- [ENTRIES SUPPLIED]

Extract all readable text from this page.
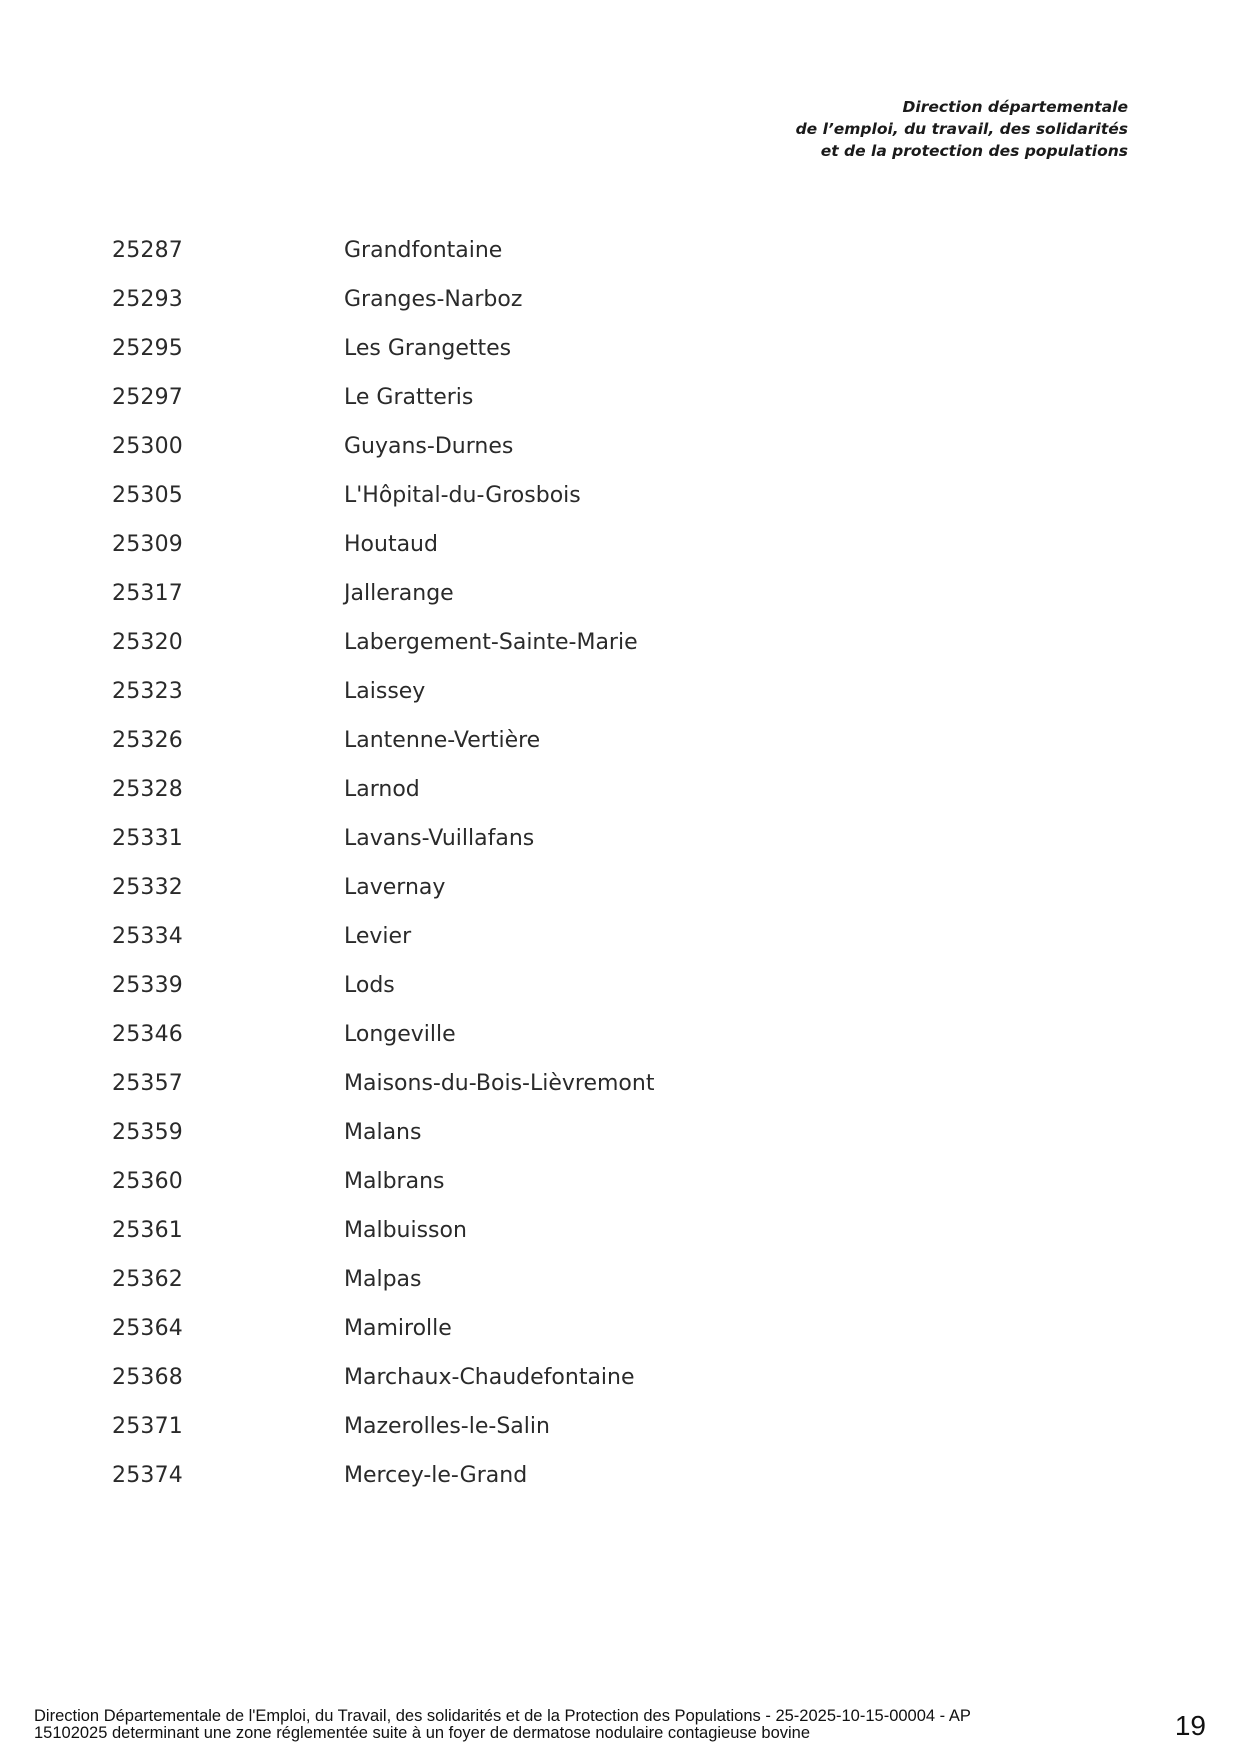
Direction départementale
de l’emploi, du travail, des solidarités
et de la protection des populations
25287	Grandfontaine
25293	Granges-Narboz
25295	Les Grangettes
25297	Le Gratteris
25300	Guyans-Durnes
25305	L'Hôpital-du-Grosbois
25309	Houtaud
25317	Jallerange
25320	Labergement-Sainte-Marie
25323	Laissey
25326	Lantenne-Vertière
25328	Larnod
25331	Lavans-Vuillafans
25332	Lavernay
25334	Levier
25339	Lods
25346	Longeville
25357	Maisons-du-Bois-Lièvremont
25359	Malans
25360	Malbrans
25361	Malbuisson
25362	Malpas
25364	Mamirolle
25368	Marchaux-Chaudefontaine
25371	Mazerolles-le-Salin
25374	Mercey-le-Grand
Direction Départementale de l'Emploi, du Travail, des solidarités et de la Protection des Populations - 25-2025-10-15-00004 - AP
15102025 determinant une zone réglementée suite à un foyer de dermatose nodulaire contagieuse bovine	19
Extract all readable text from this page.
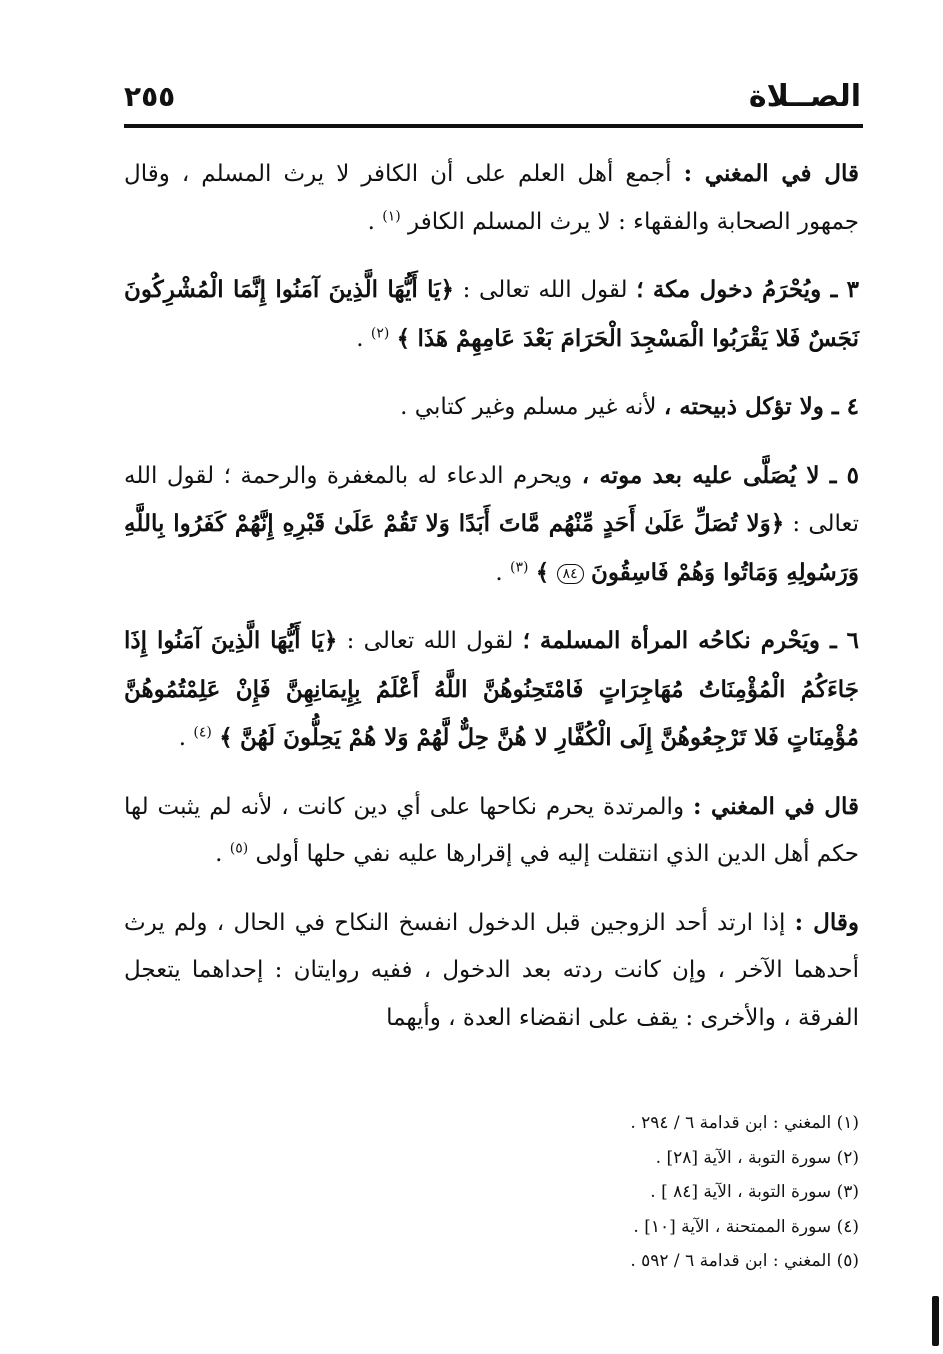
الصــلاة
٢٥٥

قال في المغني : أجمع أهل العلم على أن الكافر لا يرث المسلم ، وقال جمهور الصحابة والفقهاء : لا يرث المسلم الكافر $^{(١)}$ .

٣ ـ ويُحْرَمُ دخول مكة ؛ لقول الله تعالى : ﴿يَا أَيُّهَا الَّذِينَ آمَنُوا إِنَّمَا الْمُشْرِكُونَ نَجَسٌ فَلا يَقْرَبُوا الْمَسْجِدَ الْحَرَامَ بَعْدَ عَامِهِمْ هَذَا ﴾ $^{(٢)}$ .

٤ ـ ولا تؤكل ذبيحته ، لأنه غير مسلم وغير كتابي .

٥ ـ لا يُصَلَّى عليه بعد موته ، ويحرم الدعاء له بالمغفرة والرحمة ؛ لقول الله تعالى : ﴿وَلا تُصَلِّ عَلَىٰ أَحَدٍ مِّنْهُم مَّاتَ أَبَدًا وَلا تَقُمْ عَلَىٰ قَبْرِهِ إِنَّهُمْ كَفَرُوا بِاللَّهِ وَرَسُولِهِ وَمَاتُوا وَهُمْ فَاسِقُونَ ٨٤ ﴾ $^{(٣)}$ .

٦ ـ ويَحْرم نكاحُه المرأة المسلمة ؛ لقول الله تعالى : ﴿يَا أَيُّهَا الَّذِينَ آمَنُوا إِذَا جَاءَكُمُ الْمُؤْمِنَاتُ مُهَاجِرَاتٍ فَامْتَحِنُوهُنَّ اللَّهُ أَعْلَمُ بِإِيمَانِهِنَّ فَإِنْ عَلِمْتُمُوهُنَّ مُؤْمِنَاتٍ فَلا تَرْجِعُوهُنَّ إِلَى الْكُفَّارِ لا هُنَّ حِلٌّ لَّهُمْ وَلا هُمْ يَحِلُّونَ لَهُنَّ ﴾ $^{(٤)}$ .

قال في المغني : والمرتدة يحرم نكاحها على أي دين كانت ، لأنه لم يثبت لها حكم أهل الدين الذي انتقلت إليه في إقرارها عليه نفي حلها أولى $^{(٥)}$ .

وقال : إذا ارتد أحد الزوجين قبل الدخول انفسخ النكاح في الحال ، ولم يرث أحدهما الآخر ، وإن كانت ردته بعد الدخول ، ففيه روايتان : إحداهما يتعجل الفرقة ، والأخرى : يقف على انقضاء العدة ، وأيهما

(١) المغني : ابن قدامة ٦ / ٢٩٤ .
(٢) سورة التوبة ، الآية [٢٨] .
(٣) سورة التوبة ، الآية [٨٤ ] .
(٤) سورة الممتحنة ، الآية [١٠] .
(٥) المغني : ابن قدامة ٦ / ٥٩٢ .
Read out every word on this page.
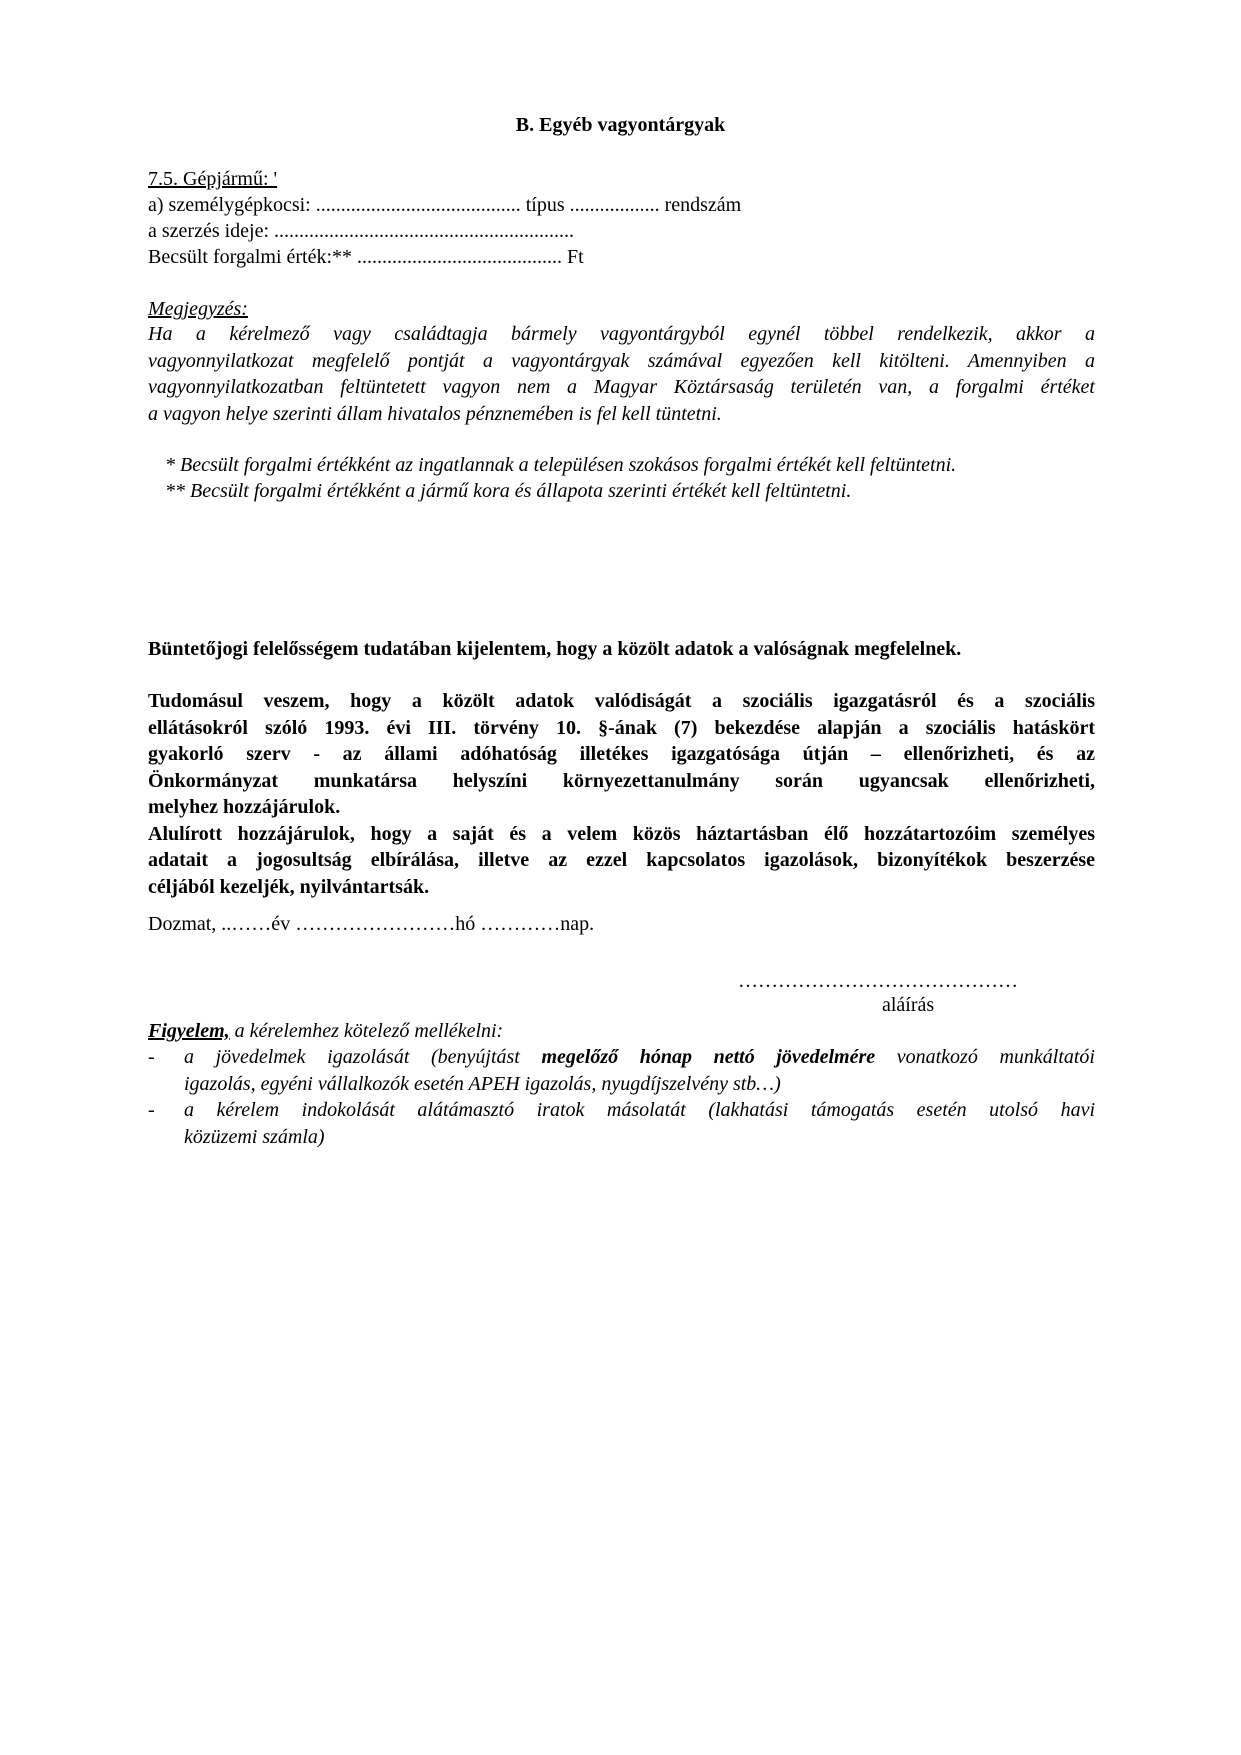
B. Egyéb vagyontárgyak
7.5. Gépjármű: '
a) személygépkocsi: ......................................... típus .................. rendszám
a szerzés ideje: ............................................................
Becsült forgalmi érték:** ......................................... Ft
Megjegyzés:
Ha a kérelmező vagy családtagja bármely vagyontárgyból egynél többel rendelkezik, akkor a
vagyonnyilatkozat megfelelő pontját a vagyontárgyak számával egyezően kell kitölteni. Amennyiben a
vagyonnyilatkozatban feltüntetett vagyon nem a Magyar Köztársaság területén van, a forgalmi értéket
a vagyon helye szerinti állam hivatalos pénznemében is fel kell tüntetni.
* Becsült forgalmi értékként az ingatlannak a településen szokásos forgalmi értékét kell feltüntetni.
** Becsült forgalmi értékként a jármű kora és állapota szerinti értékét kell feltüntetni.
Büntetőjogi felelősségem tudatában kijelentem, hogy a közölt adatok a valóságnak megfelelnek.
Tudomásul veszem, hogy a közölt adatok valódiságát a szociális igazgatásról és a szociális
ellátásokról szóló 1993. évi III. törvény 10. §-ának (7) bekezdése alapján a szociális hatáskört
gyakorló szerv - az állami adóhatóság illetékes igazgatósága útján – ellenőrizheti, és az
Önkormányzat munkatársa helyszíni környezettanulmány során ugyancsak ellenőrizheti,
melyhez hozzájárulok.
Alulírott hozzájárulok, hogy a saját és a velem közös háztartásban élő hozzátartozóim személyes
adatait a jogosultság elbírálása, illetve az ezzel kapcsolatos igazolások, bizonyítékok beszerzése
céljából kezeljék, nyilvántartsák.
Dozmat, ..……év ……………………hó …………nap.
……………………………………
aláírás
Figyelem, a kérelemhez kötelező mellékelni:
- a jövedelmek igazolását (benyújtást megelőző hónap nettó jövedelmére vonatkozó munkáltatói
igazolás, egyéni vállalkozók esetén APEH igazolás, nyugdíjszelvény stb…)
- a kérelem indokolását alátámasztó iratok másolatát (lakhatási támogatás esetén utolsó havi
közüzemi számla)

- [INSTRUCTION] Reproduce every line above as written, skipping pictures.

- [COMPLETE ANSWER]
Extract all readable text from this page.
Direction départementale
de l’emploi, du travail, des solidarités
et de la protection des populations
25287	Grandfontaine
25293	Granges-Narboz
25295	Les Grangettes
25297	Le Gratteris
25300	Guyans-Durnes
25305	L'Hôpital-du-Grosbois
25309	Houtaud
25317	Jallerange
25320	Labergement-Sainte-Marie
25323	Laissey
25326	Lantenne-Vertière
25328	Larnod
25331	Lavans-Vuillafans
25332	Lavernay
25334	Levier
25339	Lods
25346	Longeville
25357	Maisons-du-Bois-Lièvremont
25359	Malans
25360	Malbrans
25361	Malbuisson
25362	Malpas
25364	Mamirolle
25368	Marchaux-Chaudefontaine
25371	Mazerolles-le-Salin
25374	Mercey-le-Grand
Direction Départementale de l'Emploi, du Travail, des solidarités et de la Protection des Populations - 25-2025-10-15-00004 - AP
15102025 determinant une zone réglementée suite à un foyer de dermatose nodulaire contagieuse bovine	19
Extract all readable text from this page.
الصــلاة
٢٥٥

قال في المغني : أجمع أهل العلم على أن الكافر لا يرث المسلم ، وقال جمهور الصحابة والفقهاء : لا يرث المسلم الكافر $^{(١)}$ .

٣ ـ ويُحْرَمُ دخول مكة ؛ لقول الله تعالى : ﴿يَا أَيُّهَا الَّذِينَ آمَنُوا إِنَّمَا الْمُشْرِكُونَ نَجَسٌ فَلا يَقْرَبُوا الْمَسْجِدَ الْحَرَامَ بَعْدَ عَامِهِمْ هَذَا ﴾ $^{(٢)}$ .

٤ ـ ولا تؤكل ذبيحته ، لأنه غير مسلم وغير كتابي .

٥ ـ لا يُصَلَّى عليه بعد موته ، ويحرم الدعاء له بالمغفرة والرحمة ؛ لقول الله تعالى : ﴿وَلا تُصَلِّ عَلَىٰ أَحَدٍ مِّنْهُم مَّاتَ أَبَدًا وَلا تَقُمْ عَلَىٰ قَبْرِهِ إِنَّهُمْ كَفَرُوا بِاللَّهِ وَرَسُولِهِ وَمَاتُوا وَهُمْ فَاسِقُونَ ٨٤ ﴾ $^{(٣)}$ .

٦ ـ ويَحْرم نكاحُه المرأة المسلمة ؛ لقول الله تعالى : ﴿يَا أَيُّهَا الَّذِينَ آمَنُوا إِذَا جَاءَكُمُ الْمُؤْمِنَاتُ مُهَاجِرَاتٍ فَامْتَحِنُوهُنَّ اللَّهُ أَعْلَمُ بِإِيمَانِهِنَّ فَإِنْ عَلِمْتُمُوهُنَّ مُؤْمِنَاتٍ فَلا تَرْجِعُوهُنَّ إِلَى الْكُفَّارِ لا هُنَّ حِلٌّ لَّهُمْ وَلا هُمْ يَحِلُّونَ لَهُنَّ ﴾ $^{(٤)}$ .

قال في المغني : والمرتدة يحرم نكاحها على أي دين كانت ، لأنه لم يثبت لها حكم أهل الدين الذي انتقلت إليه في إقرارها عليه نفي حلها أولى $^{(٥)}$ .

وقال : إذا ارتد أحد الزوجين قبل الدخول انفسخ النكاح في الحال ، ولم يرث أحدهما الآخر ، وإن كانت ردته بعد الدخول ، ففيه روايتان : إحداهما يتعجل الفرقة ، والأخرى : يقف على انقضاء العدة ، وأيهما

(١) المغني : ابن قدامة ٦ / ٢٩٤ .
(٢) سورة التوبة ، الآية [٢٨] .
(٣) سورة التوبة ، الآية [٨٤ ] .
(٤) سورة الممتحنة ، الآية [١٠] .
(٥) المغني : ابن قدامة ٦ / ٥٩٢ .
Read out every word on this page.
B. Egyéb vagyontárgyak
7.5. Gépjármű: '
a) személygépkocsi: ......................................... típus .................. rendszám
a szerzés ideje: ............................................................
Becsült forgalmi érték:** ......................................... Ft
Megjegyzés:
Ha a kérelmező vagy családtagja bármely vagyontárgyból egynél többel rendelkezik, akkor a
vagyonnyilatkozat megfelelő pontját a vagyontárgyak számával egyezően kell kitölteni. Amennyiben a
vagyonnyilatkozatban feltüntetett vagyon nem a Magyar Köztársaság területén van, a forgalmi értéket
a vagyon helye szerinti állam hivatalos pénznemében is fel kell tüntetni.
* Becsült forgalmi értékként az ingatlannak a településen szokásos forgalmi értékét kell feltüntetni.
** Becsült forgalmi értékként a jármű kora és állapota szerinti értékét kell feltüntetni.
Büntetőjogi felelősségem tudatában kijelentem, hogy a közölt adatok a valóságnak megfelelnek.
Tudomásul veszem, hogy a közölt adatok valódiságát a szociális igazgatásról és a szociális
ellátásokról szóló 1993. évi III. törvény 10. §-ának (7) bekezdése alapján a szociális hatáskört
gyakorló szerv - az állami adóhatóság illetékes igazgatósága útján – ellenőrizheti, és az
Önkormányzat munkatársa helyszíni környezettanulmány során ugyancsak ellenőrizheti,
melyhez hozzájárulok.
Alulírott hozzájárulok, hogy a saját és a velem közös háztartásban élő hozzátartozóim személyes
adatait a jogosultság elbírálása, illetve az ezzel kapcsolatos igazolások, bizonyítékok beszerzése
céljából kezeljék, nyilvántartsák.
Dozmat, ..……év ……………………hó …………nap.
……………………………………
aláírás
Figyelem, a kérelemhez kötelező mellékelni:
- a jövedelmek igazolását (benyújtást megelőző hónap nettó jövedelmére vonatkozó munkáltatói
igazolás, egyéni vállalkozók esetén APEH igazolás, nyugdíjszelvény stb…)
- a kérelem indokolását alátámasztó iratok másolatát (lakhatási támogatás esetén utolsó havi
közüzemi számla)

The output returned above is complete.